— THE PROBLEM —
Print every line of the records below word for word, omitting nothing and altering nothing.

— INPUT ROWS —

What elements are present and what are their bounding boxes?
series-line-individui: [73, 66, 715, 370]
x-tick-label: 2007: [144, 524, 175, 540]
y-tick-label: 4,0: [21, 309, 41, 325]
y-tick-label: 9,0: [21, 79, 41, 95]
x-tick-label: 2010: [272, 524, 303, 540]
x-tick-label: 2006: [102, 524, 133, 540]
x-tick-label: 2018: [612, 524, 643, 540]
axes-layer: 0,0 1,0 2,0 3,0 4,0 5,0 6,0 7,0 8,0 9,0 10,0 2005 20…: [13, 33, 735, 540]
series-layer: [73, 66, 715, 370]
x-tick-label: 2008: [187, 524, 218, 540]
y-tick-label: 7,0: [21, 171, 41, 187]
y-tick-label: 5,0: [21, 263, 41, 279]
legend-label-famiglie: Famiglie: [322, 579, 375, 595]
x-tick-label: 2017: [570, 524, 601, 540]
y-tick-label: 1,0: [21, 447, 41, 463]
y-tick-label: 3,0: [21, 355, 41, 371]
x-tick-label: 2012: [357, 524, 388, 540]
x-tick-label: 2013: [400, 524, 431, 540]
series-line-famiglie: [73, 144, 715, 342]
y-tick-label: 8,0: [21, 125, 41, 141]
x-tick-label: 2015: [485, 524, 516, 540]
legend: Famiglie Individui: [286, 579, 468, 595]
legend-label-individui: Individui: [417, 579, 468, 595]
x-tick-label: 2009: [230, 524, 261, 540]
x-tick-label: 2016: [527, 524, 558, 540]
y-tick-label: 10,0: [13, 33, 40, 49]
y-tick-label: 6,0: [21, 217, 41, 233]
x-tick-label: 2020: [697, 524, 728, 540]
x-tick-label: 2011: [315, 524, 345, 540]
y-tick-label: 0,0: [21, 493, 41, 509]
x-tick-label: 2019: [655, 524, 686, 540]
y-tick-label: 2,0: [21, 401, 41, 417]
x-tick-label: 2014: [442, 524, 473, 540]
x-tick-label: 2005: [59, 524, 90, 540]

— SOLUTION TO THE EXERCISE —
What elements are present and what are their bounding boxes?
series-line-individui: [73, 66, 715, 370]
x-tick-label: 2007: [144, 524, 175, 540]
y-tick-label: 4,0: [21, 309, 41, 325]
y-tick-label: 9,0: [21, 79, 41, 95]
x-tick-label: 2010: [272, 524, 303, 540]
x-tick-label: 2006: [102, 524, 133, 540]
x-tick-label: 2018: [612, 524, 643, 540]
axes-layer: 0,0 1,0 2,0 3,0 4,0 5,0 6,0 7,0 8,0 9,0 10,0 2005 20…: [13, 33, 735, 540]
series-layer: [73, 66, 715, 370]
x-tick-label: 2008: [187, 524, 218, 540]
y-tick-label: 7,0: [21, 171, 41, 187]
y-tick-label: 5,0: [21, 263, 41, 279]
legend-label-famiglie: Famiglie: [322, 579, 375, 595]
x-tick-label: 2017: [570, 524, 601, 540]
y-tick-label: 1,0: [21, 447, 41, 463]
y-tick-label: 3,0: [21, 355, 41, 371]
x-tick-label: 2012: [357, 524, 388, 540]
x-tick-label: 2013: [400, 524, 431, 540]
series-line-famiglie: [73, 144, 715, 342]
y-tick-label: 8,0: [21, 125, 41, 141]
x-tick-label: 2015: [485, 524, 516, 540]
legend: Famiglie Individui: [286, 579, 468, 595]
legend-label-individui: Individui: [417, 579, 468, 595]
x-tick-label: 2009: [230, 524, 261, 540]
x-tick-label: 2016: [527, 524, 558, 540]
y-tick-label: 10,0: [13, 33, 40, 49]
y-tick-label: 6,0: [21, 217, 41, 233]
x-tick-label: 2020: [697, 524, 728, 540]
x-tick-label: 2011: [315, 524, 345, 540]
y-tick-label: 0,0: [21, 493, 41, 509]
x-tick-label: 2019: [655, 524, 686, 540]
y-tick-label: 2,0: [21, 401, 41, 417]
x-tick-label: 2014: [442, 524, 473, 540]
x-tick-label: 2005: [59, 524, 90, 540]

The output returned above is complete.